▶ _Task details_
The entries below are to be written out again without alteration.

## start Exercise data

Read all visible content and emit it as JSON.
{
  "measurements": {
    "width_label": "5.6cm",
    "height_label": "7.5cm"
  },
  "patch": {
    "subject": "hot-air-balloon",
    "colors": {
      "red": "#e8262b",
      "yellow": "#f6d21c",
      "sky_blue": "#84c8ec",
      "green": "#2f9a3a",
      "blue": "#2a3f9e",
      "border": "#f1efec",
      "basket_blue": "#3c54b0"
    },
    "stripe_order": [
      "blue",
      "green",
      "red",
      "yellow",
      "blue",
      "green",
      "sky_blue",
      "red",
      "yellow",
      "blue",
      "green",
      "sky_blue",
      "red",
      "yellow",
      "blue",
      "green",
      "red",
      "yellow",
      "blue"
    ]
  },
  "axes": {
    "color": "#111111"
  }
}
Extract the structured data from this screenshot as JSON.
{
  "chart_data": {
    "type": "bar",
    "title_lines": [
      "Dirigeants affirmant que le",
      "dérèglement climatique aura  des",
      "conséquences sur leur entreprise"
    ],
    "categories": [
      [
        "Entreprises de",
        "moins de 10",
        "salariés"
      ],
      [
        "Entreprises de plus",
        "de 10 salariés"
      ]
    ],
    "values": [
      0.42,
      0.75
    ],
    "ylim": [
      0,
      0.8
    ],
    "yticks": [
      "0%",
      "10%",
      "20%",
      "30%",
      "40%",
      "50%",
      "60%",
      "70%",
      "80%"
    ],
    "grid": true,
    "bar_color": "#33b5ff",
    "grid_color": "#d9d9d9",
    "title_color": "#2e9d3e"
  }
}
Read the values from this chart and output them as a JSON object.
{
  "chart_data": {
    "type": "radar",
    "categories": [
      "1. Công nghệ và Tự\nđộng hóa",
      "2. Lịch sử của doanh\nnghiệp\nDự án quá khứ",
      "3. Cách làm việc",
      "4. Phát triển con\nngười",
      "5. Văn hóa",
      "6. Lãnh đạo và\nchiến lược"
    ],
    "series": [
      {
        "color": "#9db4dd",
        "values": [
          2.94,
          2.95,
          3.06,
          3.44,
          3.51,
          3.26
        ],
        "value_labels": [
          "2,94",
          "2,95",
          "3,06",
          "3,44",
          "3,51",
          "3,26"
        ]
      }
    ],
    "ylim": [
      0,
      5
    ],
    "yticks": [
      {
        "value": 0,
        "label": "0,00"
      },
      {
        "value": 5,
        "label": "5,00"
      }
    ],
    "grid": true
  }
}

## end Exercise data

▶ _Result_
Read all visible content and emit it as JSON.
{
  "measurements": {
    "width_label": "5.6cm",
    "height_label": "7.5cm"
  },
  "patch": {
    "subject": "hot-air-balloon",
    "colors": {
      "red": "#e8262b",
      "yellow": "#f6d21c",
      "sky_blue": "#84c8ec",
      "green": "#2f9a3a",
      "blue": "#2a3f9e",
      "border": "#f1efec",
      "basket_blue": "#3c54b0"
    },
    "stripe_order": [
      "blue",
      "green",
      "red",
      "yellow",
      "blue",
      "green",
      "sky_blue",
      "red",
      "yellow",
      "blue",
      "green",
      "sky_blue",
      "red",
      "yellow",
      "blue",
      "green",
      "red",
      "yellow",
      "blue"
    ]
  },
  "axes": {
    "color": "#111111"
  }
}
Extract the structured data from this screenshot as JSON.
{
  "chart_data": {
    "type": "bar",
    "title_lines": [
      "Dirigeants affirmant que le",
      "dérèglement climatique aura  des",
      "conséquences sur leur entreprise"
    ],
    "categories": [
      [
        "Entreprises de",
        "moins de 10",
        "salariés"
      ],
      [
        "Entreprises de plus",
        "de 10 salariés"
      ]
    ],
    "values": [
      0.42,
      0.75
    ],
    "ylim": [
      0,
      0.8
    ],
    "yticks": [
      "0%",
      "10%",
      "20%",
      "30%",
      "40%",
      "50%",
      "60%",
      "70%",
      "80%"
    ],
    "grid": true,
    "bar_color": "#33b5ff",
    "grid_color": "#d9d9d9",
    "title_color": "#2e9d3e"
  }
}
Read the values from this chart and output them as a JSON object.
{
  "chart_data": {
    "type": "radar",
    "categories": [
      "1. Công nghệ và Tự\nđộng hóa",
      "2. Lịch sử của doanh\nnghiệp\nDự án quá khứ",
      "3. Cách làm việc",
      "4. Phát triển con\nngười",
      "5. Văn hóa",
      "6. Lãnh đạo và\nchiến lược"
    ],
    "series": [
      {
        "color": "#9db4dd",
        "values": [
          2.94,
          2.95,
          3.06,
          3.44,
          3.51,
          3.26
        ],
        "value_labels": [
          "2,94",
          "2,95",
          "3,06",
          "3,44",
          "3,51",
          "3,26"
        ]
      }
    ],
    "ylim": [
      0,
      5
    ],
    "yticks": [
      {
        "value": 0,
        "label": "0,00"
      },
      {
        "value": 5,
        "label": "5,00"
      }
    ],
    "grid": true
  }
}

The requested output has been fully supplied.